> _TASK GOAL_: Each line that holds the word "Control" should be returned.

> _DATA FOR THIS EXERCISE_:
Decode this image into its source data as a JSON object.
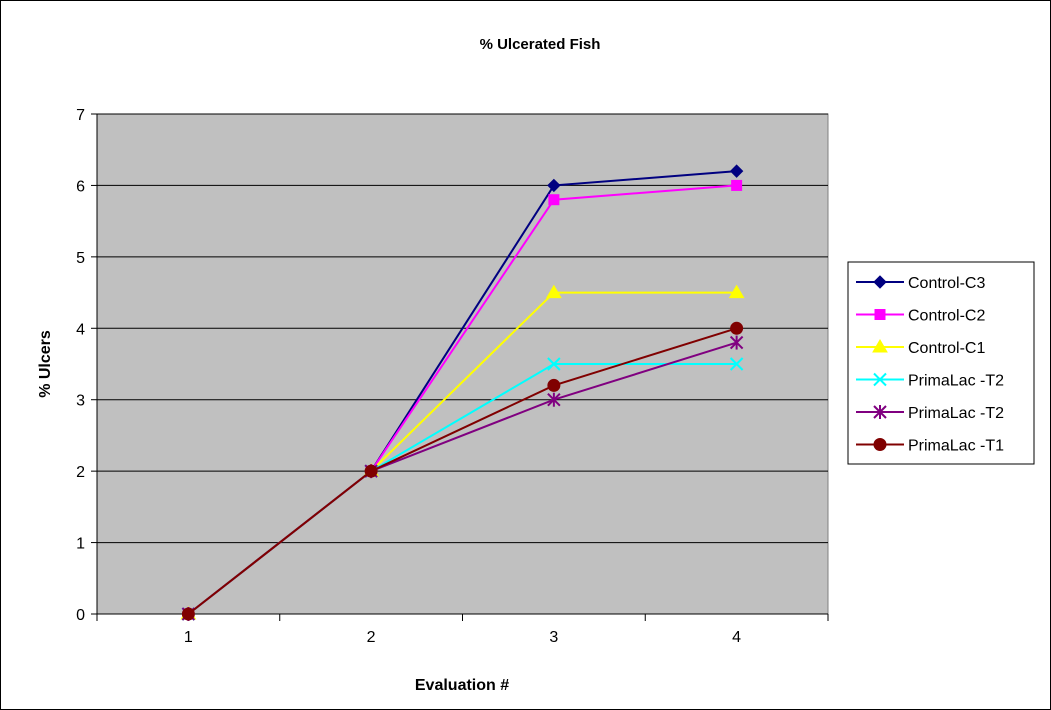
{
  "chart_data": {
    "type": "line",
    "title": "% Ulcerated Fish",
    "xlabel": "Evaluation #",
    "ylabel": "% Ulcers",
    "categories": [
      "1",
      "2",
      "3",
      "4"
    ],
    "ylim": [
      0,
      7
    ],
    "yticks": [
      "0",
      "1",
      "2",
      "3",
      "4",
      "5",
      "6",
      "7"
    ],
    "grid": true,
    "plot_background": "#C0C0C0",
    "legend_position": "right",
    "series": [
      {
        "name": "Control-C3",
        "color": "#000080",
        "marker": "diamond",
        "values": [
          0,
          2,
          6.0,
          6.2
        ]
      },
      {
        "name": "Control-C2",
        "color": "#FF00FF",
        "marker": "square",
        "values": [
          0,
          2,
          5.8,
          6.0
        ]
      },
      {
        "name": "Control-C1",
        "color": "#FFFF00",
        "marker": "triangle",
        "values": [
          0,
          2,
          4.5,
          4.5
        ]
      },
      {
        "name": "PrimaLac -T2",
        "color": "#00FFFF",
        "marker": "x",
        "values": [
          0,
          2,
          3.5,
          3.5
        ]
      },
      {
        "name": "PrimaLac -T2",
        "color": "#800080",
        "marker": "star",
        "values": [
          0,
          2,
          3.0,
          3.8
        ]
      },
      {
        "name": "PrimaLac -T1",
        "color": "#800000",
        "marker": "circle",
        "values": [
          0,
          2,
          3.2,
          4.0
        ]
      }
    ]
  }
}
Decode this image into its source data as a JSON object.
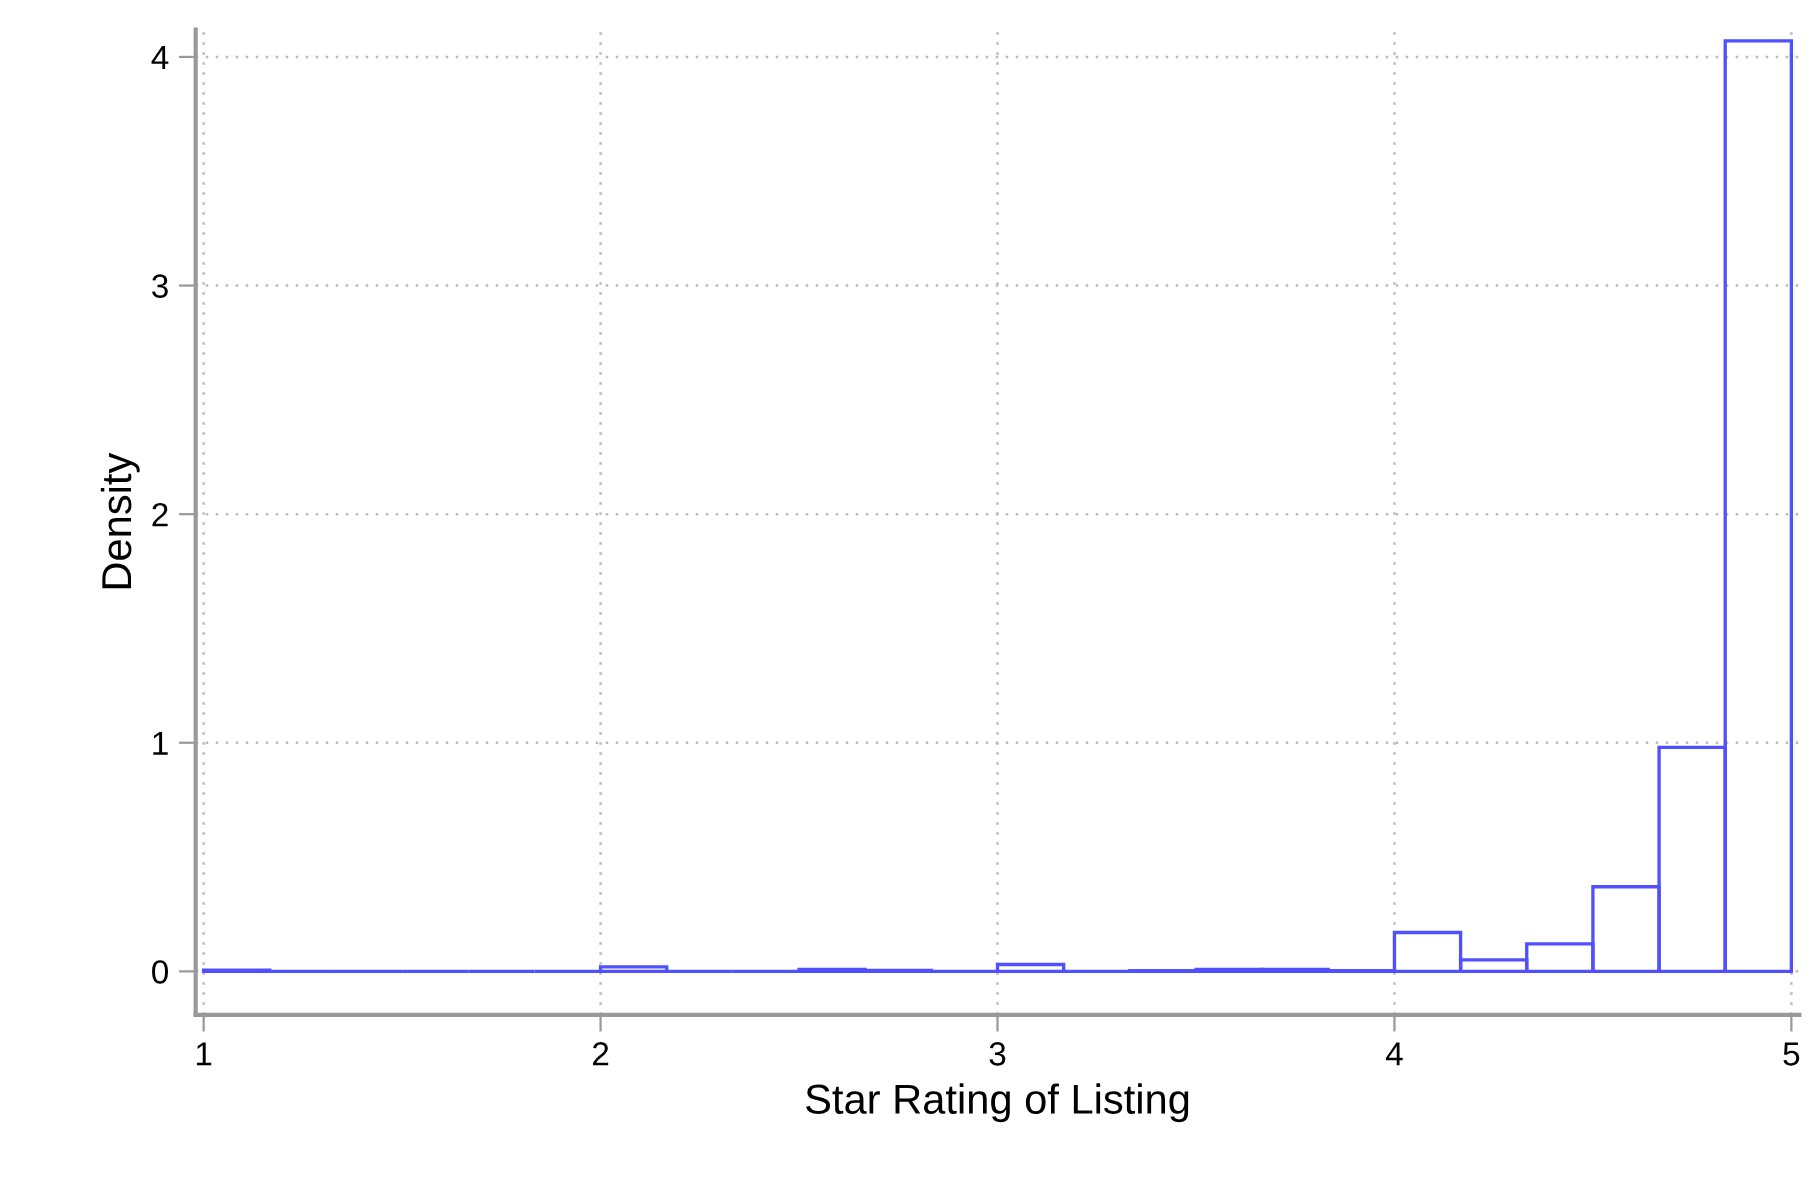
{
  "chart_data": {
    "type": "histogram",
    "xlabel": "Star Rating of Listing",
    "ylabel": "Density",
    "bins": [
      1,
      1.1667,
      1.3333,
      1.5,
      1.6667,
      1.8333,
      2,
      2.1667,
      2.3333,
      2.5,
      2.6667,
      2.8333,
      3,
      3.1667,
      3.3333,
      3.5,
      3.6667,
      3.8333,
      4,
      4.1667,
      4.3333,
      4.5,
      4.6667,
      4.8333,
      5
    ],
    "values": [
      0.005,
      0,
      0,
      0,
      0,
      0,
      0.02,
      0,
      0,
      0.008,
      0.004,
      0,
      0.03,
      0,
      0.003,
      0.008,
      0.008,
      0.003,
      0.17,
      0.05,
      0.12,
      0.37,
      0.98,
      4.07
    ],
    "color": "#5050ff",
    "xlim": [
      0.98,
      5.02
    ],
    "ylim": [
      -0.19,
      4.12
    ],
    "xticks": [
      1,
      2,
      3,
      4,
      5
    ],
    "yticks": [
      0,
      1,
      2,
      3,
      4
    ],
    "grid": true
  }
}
...
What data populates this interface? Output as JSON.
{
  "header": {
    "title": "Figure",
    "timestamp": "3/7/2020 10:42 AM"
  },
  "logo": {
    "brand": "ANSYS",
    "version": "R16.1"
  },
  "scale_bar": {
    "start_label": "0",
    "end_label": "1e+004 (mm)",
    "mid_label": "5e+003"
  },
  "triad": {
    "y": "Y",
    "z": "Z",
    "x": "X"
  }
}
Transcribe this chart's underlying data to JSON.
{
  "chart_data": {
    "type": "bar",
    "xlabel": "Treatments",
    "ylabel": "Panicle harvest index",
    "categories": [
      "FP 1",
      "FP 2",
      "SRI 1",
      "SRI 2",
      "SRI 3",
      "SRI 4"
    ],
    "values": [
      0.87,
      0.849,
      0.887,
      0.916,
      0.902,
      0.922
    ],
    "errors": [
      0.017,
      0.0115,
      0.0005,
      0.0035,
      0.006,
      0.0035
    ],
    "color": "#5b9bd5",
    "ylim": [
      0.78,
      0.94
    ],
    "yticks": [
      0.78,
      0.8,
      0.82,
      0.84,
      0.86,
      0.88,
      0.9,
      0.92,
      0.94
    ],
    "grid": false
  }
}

> _FINISHED ANSWER_:
        "name": "Control-C3",
        "name": "Control-C2",
        "name": "Control-C1",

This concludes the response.